§ **SET TASK**: Show every line that has the string "getdata" in it.

§ **MATERIAL FOR THIS TASK**:

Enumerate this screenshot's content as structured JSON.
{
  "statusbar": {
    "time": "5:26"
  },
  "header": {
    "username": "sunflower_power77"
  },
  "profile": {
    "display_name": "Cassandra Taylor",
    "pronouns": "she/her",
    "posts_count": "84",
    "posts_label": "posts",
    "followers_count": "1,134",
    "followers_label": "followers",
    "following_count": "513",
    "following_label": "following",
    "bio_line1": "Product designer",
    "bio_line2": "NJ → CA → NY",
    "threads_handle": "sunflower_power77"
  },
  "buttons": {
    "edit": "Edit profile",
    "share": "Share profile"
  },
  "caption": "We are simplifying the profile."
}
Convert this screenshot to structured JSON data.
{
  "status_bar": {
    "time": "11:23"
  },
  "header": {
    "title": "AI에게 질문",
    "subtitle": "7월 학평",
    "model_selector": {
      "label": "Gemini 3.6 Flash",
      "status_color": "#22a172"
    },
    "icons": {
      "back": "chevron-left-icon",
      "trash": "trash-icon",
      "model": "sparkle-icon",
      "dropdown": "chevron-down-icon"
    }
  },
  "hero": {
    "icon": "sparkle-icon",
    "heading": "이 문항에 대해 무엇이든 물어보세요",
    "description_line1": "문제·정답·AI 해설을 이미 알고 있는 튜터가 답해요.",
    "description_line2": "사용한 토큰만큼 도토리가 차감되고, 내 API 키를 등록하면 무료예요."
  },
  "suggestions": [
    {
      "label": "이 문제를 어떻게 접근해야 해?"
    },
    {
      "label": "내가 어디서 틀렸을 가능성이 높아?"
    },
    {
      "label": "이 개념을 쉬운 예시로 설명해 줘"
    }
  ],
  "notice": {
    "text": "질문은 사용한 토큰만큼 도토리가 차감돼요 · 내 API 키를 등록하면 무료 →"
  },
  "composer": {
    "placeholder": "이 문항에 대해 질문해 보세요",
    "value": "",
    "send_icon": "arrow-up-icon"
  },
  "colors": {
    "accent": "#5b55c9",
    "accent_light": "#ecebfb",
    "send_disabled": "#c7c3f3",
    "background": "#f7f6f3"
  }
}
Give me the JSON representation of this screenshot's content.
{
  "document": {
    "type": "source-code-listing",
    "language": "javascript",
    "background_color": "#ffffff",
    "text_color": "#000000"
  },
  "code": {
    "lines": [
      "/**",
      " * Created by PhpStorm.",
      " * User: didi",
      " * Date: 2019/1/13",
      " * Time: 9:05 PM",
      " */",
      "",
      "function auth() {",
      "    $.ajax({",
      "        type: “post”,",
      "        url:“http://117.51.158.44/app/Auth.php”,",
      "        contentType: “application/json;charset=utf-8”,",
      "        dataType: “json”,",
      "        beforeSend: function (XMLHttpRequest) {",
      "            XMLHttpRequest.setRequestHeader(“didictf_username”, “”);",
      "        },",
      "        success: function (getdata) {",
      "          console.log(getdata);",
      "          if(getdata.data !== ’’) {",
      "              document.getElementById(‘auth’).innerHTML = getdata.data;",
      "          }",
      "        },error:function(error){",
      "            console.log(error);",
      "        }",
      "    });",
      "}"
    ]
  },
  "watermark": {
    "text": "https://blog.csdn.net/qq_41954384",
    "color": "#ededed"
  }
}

§ **OUTPUT FOR THIS EXERCISE**:
      "        success: function (getdata) {",
      "          console.log(getdata);",
      "          if(getdata.data !== ’’) {",
      "              document.getElementById(‘auth’).innerHTML = getdata.data;",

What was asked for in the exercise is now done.